Required task
Return the material word for word. Do not include the pictures.
******************************
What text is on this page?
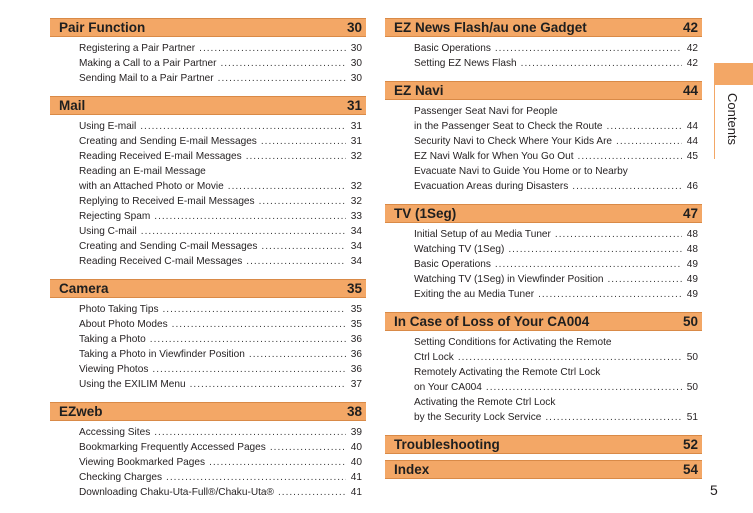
Pair Function	30
Registering a Pair Partner .....	30
Making a Call to a Pair Partner .....	30
Sending Mail to a Pair Partner .....	30
Mail	31
Using E-mail .....	31
Creating and Sending E-mail Messages .....	31
Reading Received E-mail Messages .....	32
Reading an E-mail Message
with an Attached Photo or Movie .....	32
Replying to Received E-mail Messages .....	32
Rejecting Spam .....	33
Using C-mail .....	34
Creating and Sending C-mail Messages .....	34
Reading Received C-mail Messages .....	34
Camera	35
Photo Taking Tips .....	35
About Photo Modes .....	35
Taking a Photo .....	36
Taking a Photo in Viewfinder Position .....	36
Viewing Photos .....	36
Using the EXILIM Menu .....	37
EZweb	38
Accessing Sites .....	39
Bookmarking Frequently Accessed Pages .....	40
Viewing Bookmarked Pages .....	40
Checking Charges .....	41
Downloading Chaku-Uta-Full®/Chaku-Uta® .....	41
EZ News Flash/au one Gadget	42
Basic Operations .....	42
Setting EZ News Flash .....	42
EZ Navi	44
Passenger Seat Navi for People
in the Passenger Seat to Check the Route .....	44
Security Navi to Check Where Your Kids Are .....	44
EZ Navi Walk for When You Go Out .....	45
Evacuate Navi to Guide You Home or to Nearby
Evacuation Areas during Disasters .....	46
TV (1Seg)	47
Initial Setup of au Media Tuner .....	48
Watching TV (1Seg) .....	48
Basic Operations .....	49
Watching TV (1Seg) in Viewfinder Position .....	49
Exiting the au Media Tuner .....	49
In Case of Loss of Your CA004	50
Setting Conditions for Activating the Remote
Ctrl Lock .....	50
Remotely Activating the Remote Ctrl Lock
on Your CA004 .....	50
Activating the Remote Ctrl Lock
by the Security Lock Service .....	51
Troubleshooting	52
Index	54
Contents
5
******************************
In response
What text is on this page?
Pair Function	30
Registering a Pair Partner .....	30
Making a Call to a Pair Partner .....	30
Sending Mail to a Pair Partner .....	30
Mail	31
Using E-mail .....	31
Creating and Sending E-mail Messages .....	31
Reading Received E-mail Messages .....	32
Reading an E-mail Message
with an Attached Photo or Movie .....	32
Replying to Received E-mail Messages .....	32
Rejecting Spam .....	33
Using C-mail .....	34
Creating and Sending C-mail Messages .....	34
Reading Received C-mail Messages .....	34
Camera	35
Photo Taking Tips .....	35
About Photo Modes .....	35
Taking a Photo .....	36
Taking a Photo in Viewfinder Position .....	36
Viewing Photos .....	36
Using the EXILIM Menu .....	37
EZweb	38
Accessing Sites .....	39
Bookmarking Frequently Accessed Pages .....	40
Viewing Bookmarked Pages .....	40
Checking Charges .....	41
Downloading Chaku-Uta-Full®/Chaku-Uta® .....	41
EZ News Flash/au one Gadget	42
Basic Operations .....	42
Setting EZ News Flash .....	42
EZ Navi	44
Passenger Seat Navi for People
in the Passenger Seat to Check the Route .....	44
Security Navi to Check Where Your Kids Are .....	44
EZ Navi Walk for When You Go Out .....	45
Evacuate Navi to Guide You Home or to Nearby
Evacuation Areas during Disasters .....	46
TV (1Seg)	47
Initial Setup of au Media Tuner .....	48
Watching TV (1Seg) .....	48
Basic Operations .....	49
Watching TV (1Seg) in Viewfinder Position .....	49
Exiting the au Media Tuner .....	49
In Case of Loss of Your CA004	50
Setting Conditions for Activating the Remote
Ctrl Lock .....	50
Remotely Activating the Remote Ctrl Lock
on Your CA004 .....	50
Activating the Remote Ctrl Lock
by the Security Lock Service .....	51
Troubleshooting	52
Index	54
Contents
5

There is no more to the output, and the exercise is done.